#### What the task requires:
Rewrite each of the following entries, substituting "tickbox" for "checkbox" wherever it appears, and keep all other text the same.

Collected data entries
□ □ □ □

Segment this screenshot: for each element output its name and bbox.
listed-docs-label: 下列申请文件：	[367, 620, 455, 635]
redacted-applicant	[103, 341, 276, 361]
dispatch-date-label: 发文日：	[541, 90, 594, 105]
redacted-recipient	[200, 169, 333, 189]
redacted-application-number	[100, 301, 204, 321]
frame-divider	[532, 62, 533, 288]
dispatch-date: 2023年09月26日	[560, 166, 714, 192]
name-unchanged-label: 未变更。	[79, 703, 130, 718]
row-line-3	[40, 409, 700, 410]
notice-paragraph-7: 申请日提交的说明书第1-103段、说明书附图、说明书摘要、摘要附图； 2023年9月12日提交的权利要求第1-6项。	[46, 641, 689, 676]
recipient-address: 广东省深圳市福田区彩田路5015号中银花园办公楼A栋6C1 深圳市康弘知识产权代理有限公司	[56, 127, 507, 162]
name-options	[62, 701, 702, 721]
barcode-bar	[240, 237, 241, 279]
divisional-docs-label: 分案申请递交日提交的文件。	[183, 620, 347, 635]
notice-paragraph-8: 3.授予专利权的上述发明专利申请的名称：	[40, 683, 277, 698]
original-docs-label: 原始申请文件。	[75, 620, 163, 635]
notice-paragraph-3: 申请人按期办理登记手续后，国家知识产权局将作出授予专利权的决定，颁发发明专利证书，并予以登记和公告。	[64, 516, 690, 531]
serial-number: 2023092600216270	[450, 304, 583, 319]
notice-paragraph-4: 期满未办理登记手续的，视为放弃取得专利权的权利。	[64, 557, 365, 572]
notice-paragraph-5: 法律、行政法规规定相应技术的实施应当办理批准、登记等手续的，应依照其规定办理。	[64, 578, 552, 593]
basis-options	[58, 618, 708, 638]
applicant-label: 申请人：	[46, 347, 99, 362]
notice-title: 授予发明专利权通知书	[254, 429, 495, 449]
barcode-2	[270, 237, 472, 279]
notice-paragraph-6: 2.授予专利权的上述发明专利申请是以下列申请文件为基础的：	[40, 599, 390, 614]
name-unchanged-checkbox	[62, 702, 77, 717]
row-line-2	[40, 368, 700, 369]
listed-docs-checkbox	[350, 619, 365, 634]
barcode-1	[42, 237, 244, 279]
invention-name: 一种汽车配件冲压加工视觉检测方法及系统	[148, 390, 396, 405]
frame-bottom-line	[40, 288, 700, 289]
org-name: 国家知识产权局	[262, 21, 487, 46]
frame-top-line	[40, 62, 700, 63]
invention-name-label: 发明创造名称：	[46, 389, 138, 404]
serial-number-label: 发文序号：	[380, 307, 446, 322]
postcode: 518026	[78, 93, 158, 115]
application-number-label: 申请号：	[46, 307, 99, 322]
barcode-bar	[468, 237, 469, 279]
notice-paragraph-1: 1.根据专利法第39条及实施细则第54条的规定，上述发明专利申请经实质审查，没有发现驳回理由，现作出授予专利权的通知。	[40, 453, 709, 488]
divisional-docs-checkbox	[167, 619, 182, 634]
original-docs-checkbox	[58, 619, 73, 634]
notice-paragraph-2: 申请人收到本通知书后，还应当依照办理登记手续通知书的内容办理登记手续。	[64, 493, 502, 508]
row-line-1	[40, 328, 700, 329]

□ □ □ □

#### Output:
Segment this screenshot: for each element output its name and bbox.
listed-docs-label: 下列申请文件：	[367, 620, 455, 635]
redacted-applicant	[103, 341, 276, 361]
dispatch-date-label: 发文日：	[541, 90, 594, 105]
redacted-recipient	[200, 169, 333, 189]
redacted-application-number	[100, 301, 204, 321]
frame-divider	[532, 62, 533, 288]
dispatch-date: 2023年09月26日	[560, 166, 714, 192]
name-unchanged-label: 未变更。	[79, 703, 130, 718]
row-line-3	[40, 409, 700, 410]
notice-paragraph-7: 申请日提交的说明书第1-103段、说明书附图、说明书摘要、摘要附图； 2023年9月12日提交的权利要求第1-6项。	[46, 641, 689, 676]
recipient-address: 广东省深圳市福田区彩田路5015号中银花园办公楼A栋6C1 深圳市康弘知识产权代理有限公司	[56, 127, 507, 162]
name-options	[62, 701, 702, 721]
barcode-bar	[240, 237, 241, 279]
divisional-docs-label: 分案申请递交日提交的文件。	[183, 620, 347, 635]
notice-paragraph-8: 3.授予专利权的上述发明专利申请的名称：	[40, 683, 277, 698]
original-docs-label: 原始申请文件。	[75, 620, 163, 635]
notice-paragraph-3: 申请人按期办理登记手续后，国家知识产权局将作出授予专利权的决定，颁发发明专利证书，并予以登记和公告。	[64, 516, 690, 531]
serial-number: 2023092600216270	[450, 304, 583, 319]
notice-paragraph-4: 期满未办理登记手续的，视为放弃取得专利权的权利。	[64, 557, 365, 572]
notice-paragraph-5: 法律、行政法规规定相应技术的实施应当办理批准、登记等手续的，应依照其规定办理。	[64, 578, 552, 593]
basis-options	[58, 618, 708, 638]
applicant-label: 申请人：	[46, 347, 99, 362]
notice-title: 授予发明专利权通知书	[254, 429, 495, 449]
barcode-2	[270, 237, 472, 279]
notice-paragraph-6: 2.授予专利权的上述发明专利申请是以下列申请文件为基础的：	[40, 599, 390, 614]
name-unchanged-tickbox	[62, 702, 77, 717]
row-line-2	[40, 368, 700, 369]
listed-docs-tickbox	[350, 619, 365, 634]
barcode-1	[42, 237, 244, 279]
invention-name: 一种汽车配件冲压加工视觉检测方法及系统	[148, 390, 396, 405]
frame-bottom-line	[40, 288, 700, 289]
org-name: 国家知识产权局	[262, 21, 487, 46]
frame-top-line	[40, 62, 700, 63]
invention-name-label: 发明创造名称：	[46, 389, 138, 404]
serial-number-label: 发文序号：	[380, 307, 446, 322]
postcode: 518026	[78, 93, 158, 115]
application-number-label: 申请号：	[46, 307, 99, 322]
barcode-bar	[468, 237, 469, 279]
notice-paragraph-1: 1.根据专利法第39条及实施细则第54条的规定，上述发明专利申请经实质审查，没有发现驳回理由，现作出授予专利权的通知。	[40, 453, 709, 488]
divisional-docs-tickbox	[167, 619, 182, 634]
original-docs-tickbox	[58, 619, 73, 634]
notice-paragraph-2: 申请人收到本通知书后，还应当依照办理登记手续通知书的内容办理登记手续。	[64, 493, 502, 508]
row-line-1	[40, 328, 700, 329]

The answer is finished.